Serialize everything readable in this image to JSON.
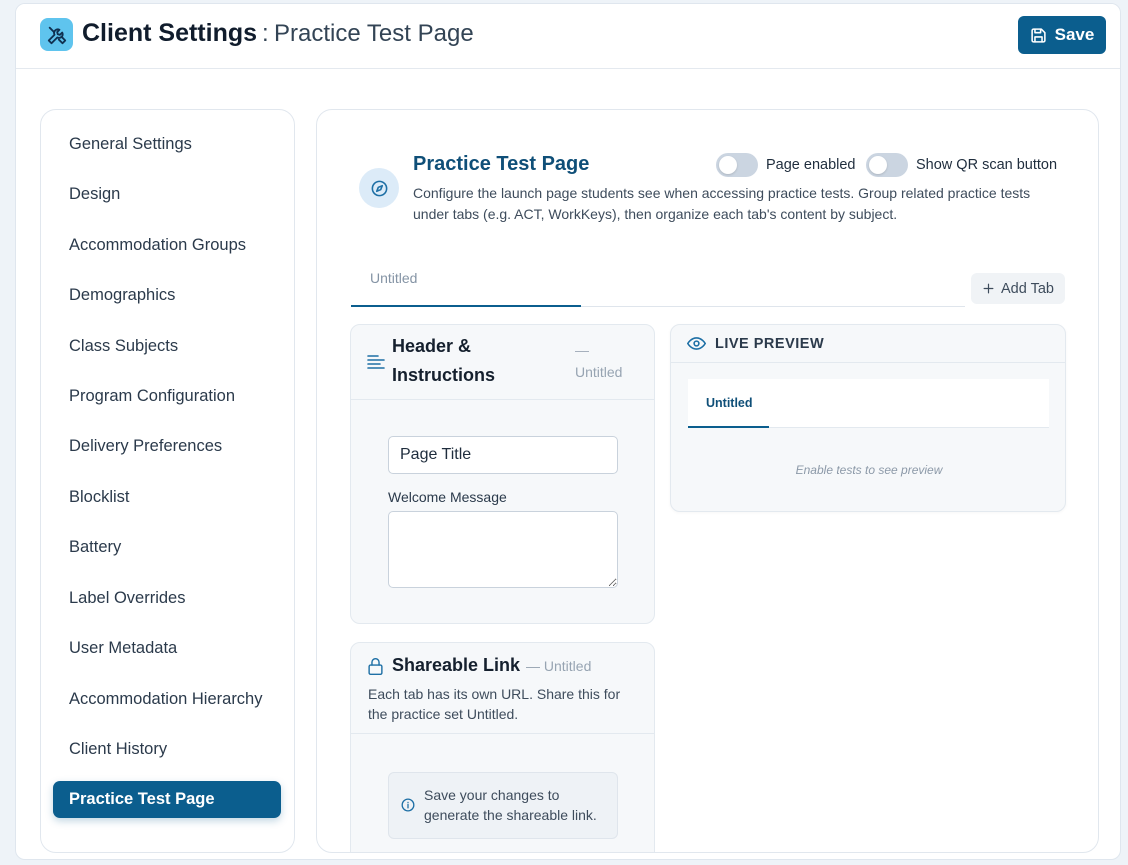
{
  "header": {
    "title": "Client Settings",
    "separator": ":",
    "subtitle": "Practice Test Page",
    "save_label": "Save"
  },
  "sidebar": {
    "items": [
      {
        "label": "General Settings",
        "active": false
      },
      {
        "label": "Design",
        "active": false
      },
      {
        "label": "Accommodation Groups",
        "active": false
      },
      {
        "label": "Demographics",
        "active": false
      },
      {
        "label": "Class Subjects",
        "active": false
      },
      {
        "label": "Program Configuration",
        "active": false
      },
      {
        "label": "Delivery Preferences",
        "active": false
      },
      {
        "label": "Blocklist",
        "active": false
      },
      {
        "label": "Battery",
        "active": false
      },
      {
        "label": "Label Overrides",
        "active": false
      },
      {
        "label": "User Metadata",
        "active": false
      },
      {
        "label": "Accommodation Hierarchy",
        "active": false
      },
      {
        "label": "Client History",
        "active": false
      },
      {
        "label": "Practice Test Page",
        "active": true
      }
    ]
  },
  "main": {
    "title": "Practice Test Page",
    "description": "Configure the launch page students see when accessing practice tests. Group related practice tests under tabs (e.g. ACT, WorkKeys), then organize each tab's content by subject.",
    "toggles": {
      "page_enabled": {
        "label": "Page enabled",
        "on": false
      },
      "qr_scan": {
        "label": "Show QR scan button",
        "on": false
      }
    },
    "tabs": [
      {
        "label": "Untitled",
        "active": true
      }
    ],
    "add_tab_label": "Add Tab"
  },
  "header_instructions": {
    "title": "Header & Instructions",
    "dash": "—",
    "tab_name": "Untitled",
    "page_title_value": "Page Title",
    "welcome_label": "Welcome Message",
    "welcome_value": ""
  },
  "shareable_link": {
    "title": "Shareable Link",
    "tab_name": "— Untitled",
    "description": "Each tab has its own URL. Share this for the practice set Untitled.",
    "notice": "Save your changes to generate the shareable link."
  },
  "live_preview": {
    "title": "LIVE PREVIEW",
    "tab_label": "Untitled",
    "empty_message": "Enable tests to see preview"
  },
  "colors": {
    "primary": "#0b5e8e",
    "app_icon_bg": "#5fc4ee",
    "title_color": "#0f4f78"
  },
  "icons": {
    "app": "tools-icon",
    "save": "floppy-disk-icon",
    "page": "compass-icon",
    "header_instructions": "align-left-icon",
    "shareable_link": "lock-icon",
    "notice": "info-icon",
    "live_preview": "eye-icon",
    "add_tab": "plus-icon"
  }
}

--------------------------------------------------

For this exercise, gather every line of the data that contains the word "Accommodation".

Result:
        "label": "Accommodation Groups",
        "label": "Accommodation Hierarchy",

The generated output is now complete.